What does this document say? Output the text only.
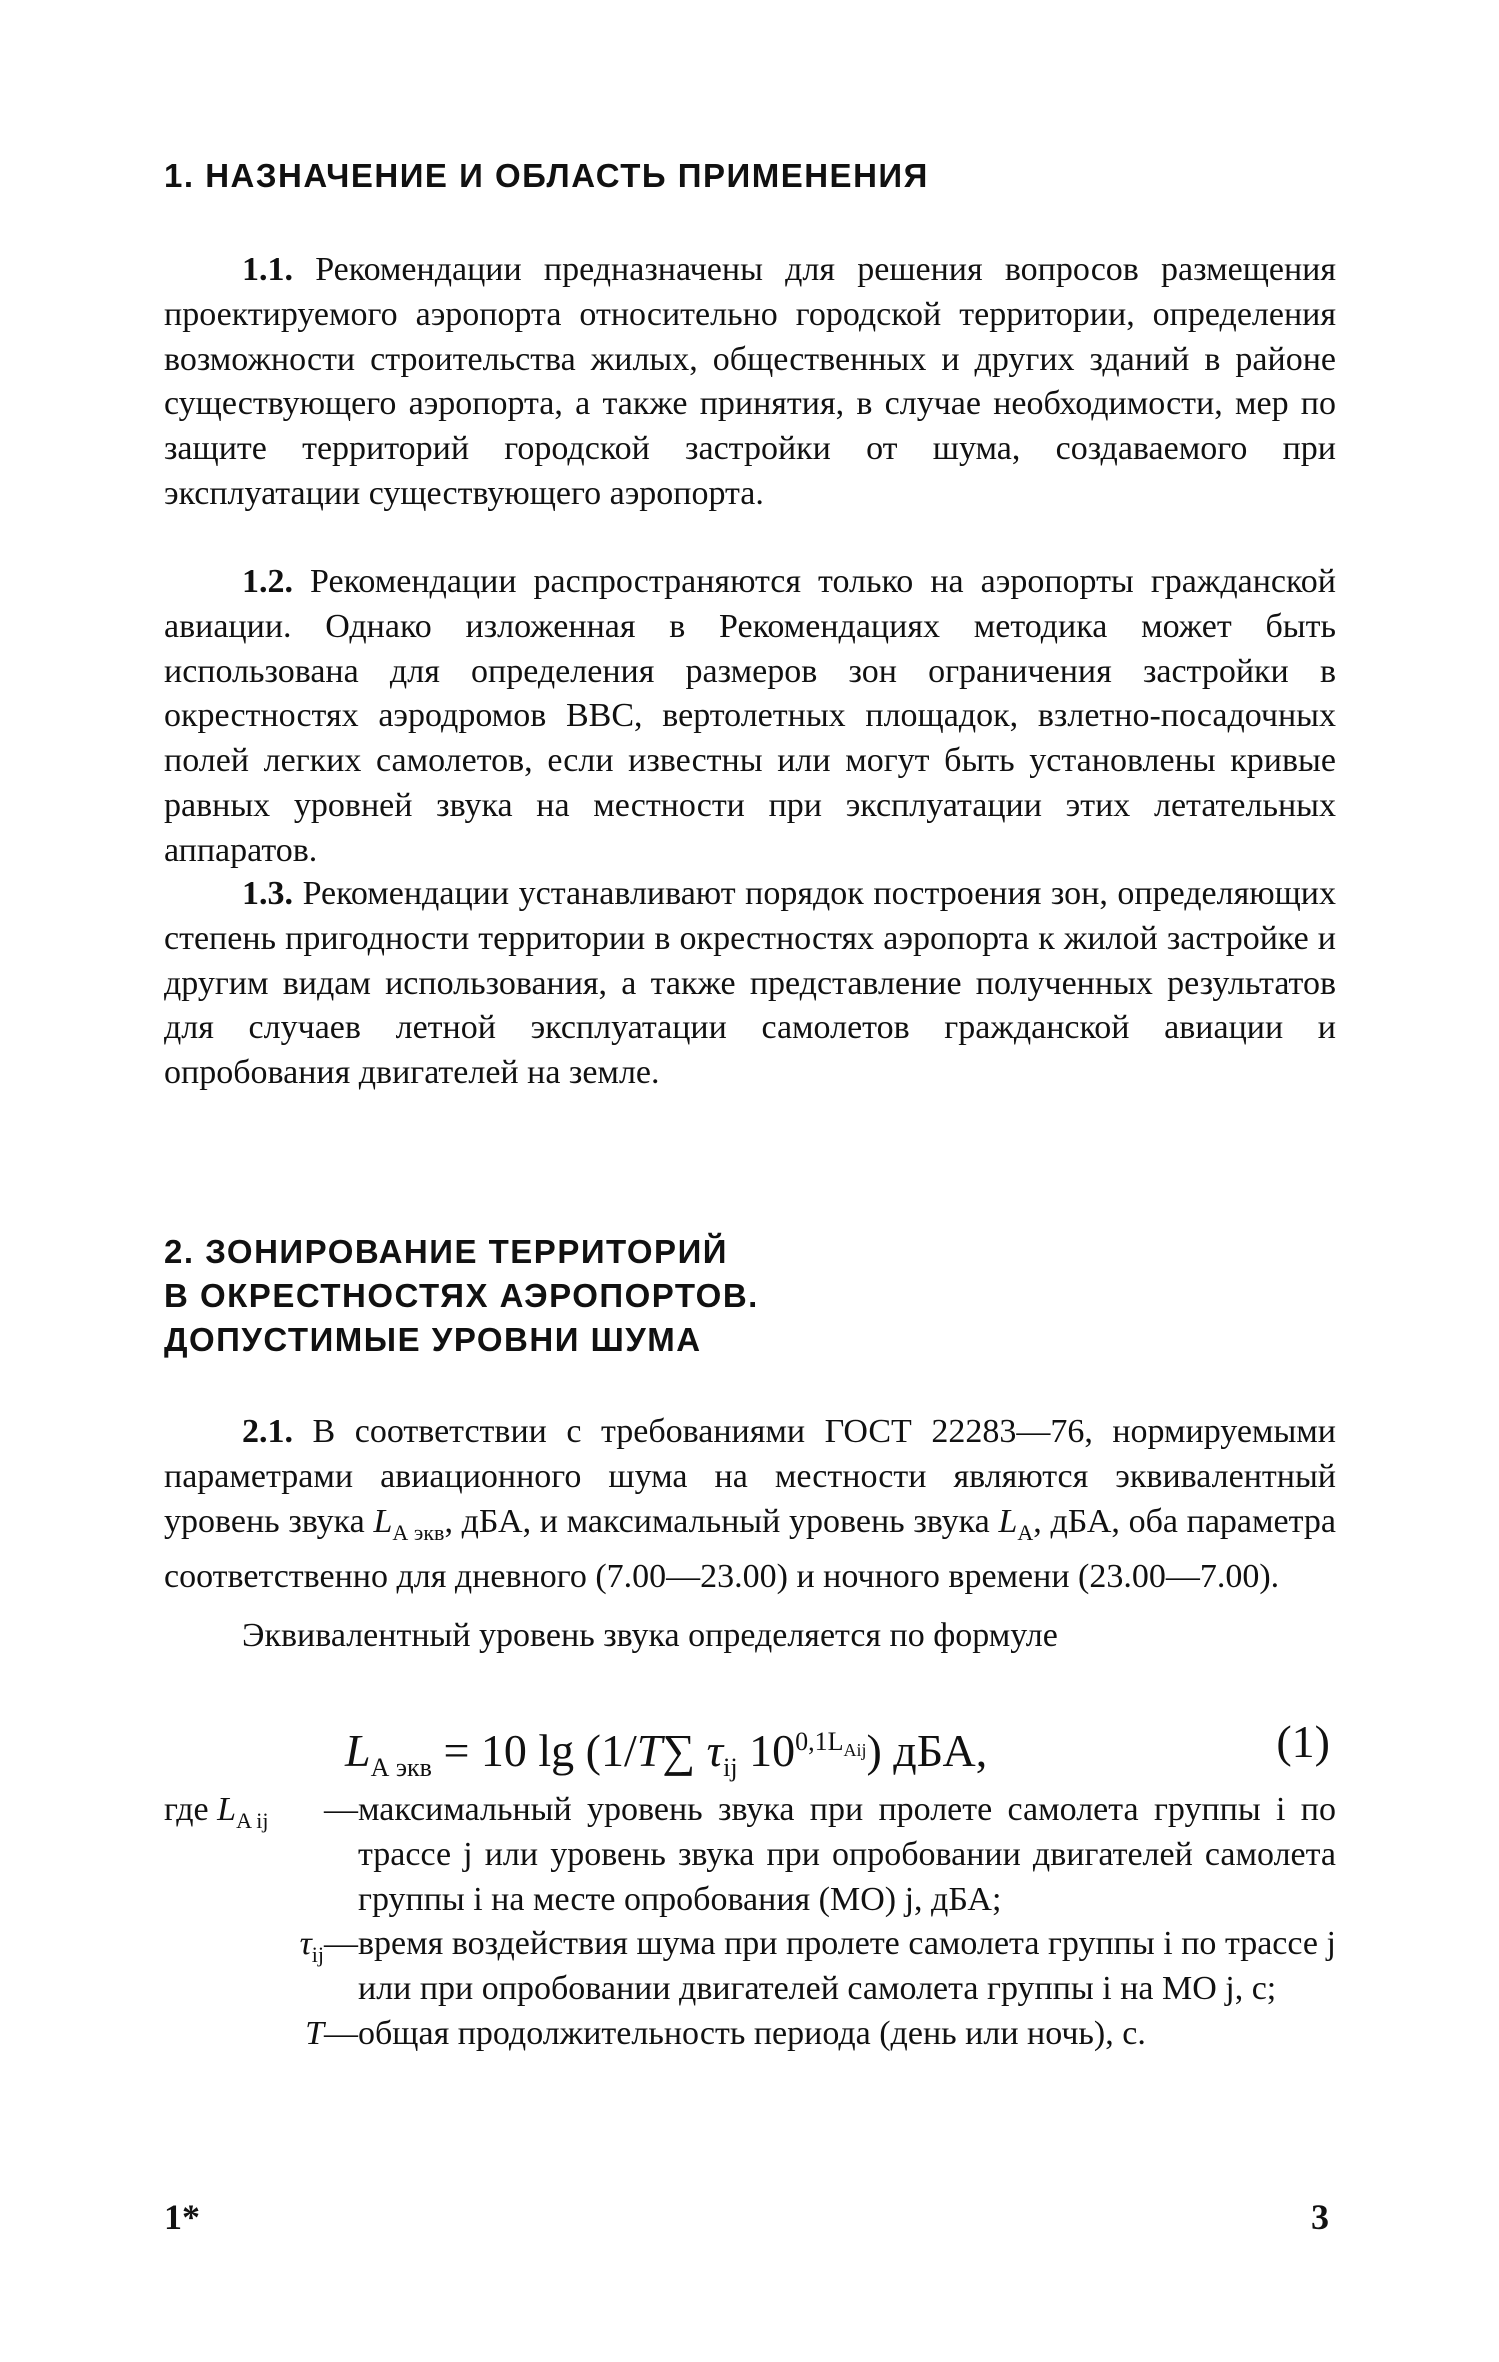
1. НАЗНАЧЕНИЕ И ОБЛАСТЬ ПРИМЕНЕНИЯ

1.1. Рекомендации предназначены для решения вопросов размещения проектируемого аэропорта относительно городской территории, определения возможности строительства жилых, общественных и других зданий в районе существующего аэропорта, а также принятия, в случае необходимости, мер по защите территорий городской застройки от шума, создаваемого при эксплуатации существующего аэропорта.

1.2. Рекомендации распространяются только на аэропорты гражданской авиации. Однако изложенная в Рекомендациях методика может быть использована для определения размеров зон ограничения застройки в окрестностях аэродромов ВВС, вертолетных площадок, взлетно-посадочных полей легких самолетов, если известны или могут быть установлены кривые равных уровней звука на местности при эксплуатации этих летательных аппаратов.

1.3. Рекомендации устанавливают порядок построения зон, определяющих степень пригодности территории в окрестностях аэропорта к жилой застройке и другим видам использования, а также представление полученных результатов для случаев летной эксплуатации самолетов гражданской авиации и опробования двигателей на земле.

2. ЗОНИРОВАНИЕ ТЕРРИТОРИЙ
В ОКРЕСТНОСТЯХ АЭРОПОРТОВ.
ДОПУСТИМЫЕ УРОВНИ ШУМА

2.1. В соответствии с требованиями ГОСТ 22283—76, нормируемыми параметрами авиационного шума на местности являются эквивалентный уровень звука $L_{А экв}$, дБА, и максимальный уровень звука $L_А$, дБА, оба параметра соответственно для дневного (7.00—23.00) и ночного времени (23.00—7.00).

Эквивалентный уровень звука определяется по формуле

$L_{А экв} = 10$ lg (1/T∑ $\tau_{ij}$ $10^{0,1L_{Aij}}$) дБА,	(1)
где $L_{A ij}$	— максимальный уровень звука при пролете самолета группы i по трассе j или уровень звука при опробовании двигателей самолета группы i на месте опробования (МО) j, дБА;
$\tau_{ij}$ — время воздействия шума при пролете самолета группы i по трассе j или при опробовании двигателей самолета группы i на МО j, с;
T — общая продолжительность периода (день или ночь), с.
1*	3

■ ■ ■ ■

### Stated exercise
Work through the data and report how many of its lines hold the word "самолета", giving only the figure.

### Exercise response
2